Recorded data
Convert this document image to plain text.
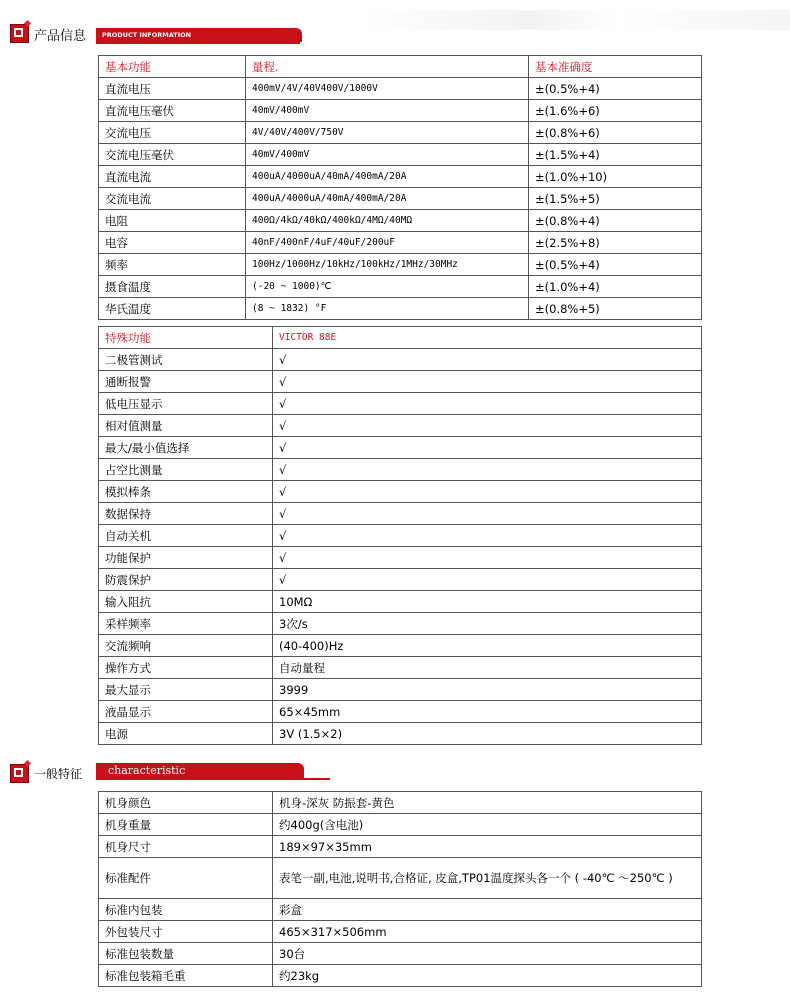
产品信息 PRODUCT INFORMATION
基本功能	量程.	基本准确度
直流电压	400mV/4V/40V400V/1000V	±(0.5%+4)
直流电压毫伏	40mV/400mV	±(1.6%+6)
交流电压	4V/40V/400V/750V	±(0.8%+6)
交流电压毫伏	40mV/400mV	±(1.5%+4)
直流电流	400uA/4000uA/40mA/400mA/20A	±(1.0%+10)
交流电流	400uA/4000uA/40mA/400mA/20A	±(1.5%+5)
电阻	400Ω/4kΩ/40kΩ/400kΩ/4MΩ/40MΩ	±(0.8%+4)
电容	40nF/400nF/4uF/40uF/200uF	±(2.5%+8)
频率	100Hz/1000Hz/10kHz/100kHz/1MHz/30MHz	±(0.5%+4)
摄食温度	(-20 ~ 1000)℃	±(1.0%+4)
华氏温度	(8 ~ 1832) °F	±(0.8%+5)
特殊功能	VICTOR 88E
二极管测试	√
通断报警	√
低电压显示	√
相对值测量	√
最大/最小值选择	√
占空比测量	√
模拟棒条	√
数据保持	√
自动关机	√
功能保护	√
防震保护	√
输入阻抗	10MΩ
采样频率	3次/s
交流频响	(40-400)Hz
操作方式	自动量程
最大显示	3999
液晶显示	65×45mm
电源	3V (1.5×2)
一般特征 characteristic
机身颜色	机身-深灰 防振套-黄色
机身重量	约400g(含电池)
机身尺寸	189×97×35mm
标准配件	表笔一副,电池,说明书,合格证, 皮盒,TP01温度探头各一个 ( -40℃ ～250℃ )
标准内包装	彩盒
外包装尺寸	465×317×506mm
标准包装数量	30台
标准包装箱毛重	约23kg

- SHORT EXERCISE:
Every line of the data should be copied as it stands, without the images.

- CORRECT OUTPUT:
Convert this document image to plain text.
产品信息 PRODUCT INFORMATION
基本功能	量程.	基本准确度
直流电压	400mV/4V/40V400V/1000V	±(0.5%+4)
直流电压毫伏	40mV/400mV	±(1.6%+6)
交流电压	4V/40V/400V/750V	±(0.8%+6)
交流电压毫伏	40mV/400mV	±(1.5%+4)
直流电流	400uA/4000uA/40mA/400mA/20A	±(1.0%+10)
交流电流	400uA/4000uA/40mA/400mA/20A	±(1.5%+5)
电阻	400Ω/4kΩ/40kΩ/400kΩ/4MΩ/40MΩ	±(0.8%+4)
电容	40nF/400nF/4uF/40uF/200uF	±(2.5%+8)
频率	100Hz/1000Hz/10kHz/100kHz/1MHz/30MHz	±(0.5%+4)
摄食温度	(-20 ~ 1000)℃	±(1.0%+4)
华氏温度	(8 ~ 1832) °F	±(0.8%+5)
特殊功能	VICTOR 88E
二极管测试	√
通断报警	√
低电压显示	√
相对值测量	√
最大/最小值选择	√
占空比测量	√
模拟棒条	√
数据保持	√
自动关机	√
功能保护	√
防震保护	√
输入阻抗	10MΩ
采样频率	3次/s
交流频响	(40-400)Hz
操作方式	自动量程
最大显示	3999
液晶显示	65×45mm
电源	3V (1.5×2)
一般特征 characteristic
机身颜色	机身-深灰 防振套-黄色
机身重量	约400g(含电池)
机身尺寸	189×97×35mm
标准配件	表笔一副,电池,说明书,合格证, 皮盒,TP01温度探头各一个 ( -40℃ ～250℃ )
标准内包装	彩盒
外包装尺寸	465×317×506mm
标准包装数量	30台
标准包装箱毛重	约23kg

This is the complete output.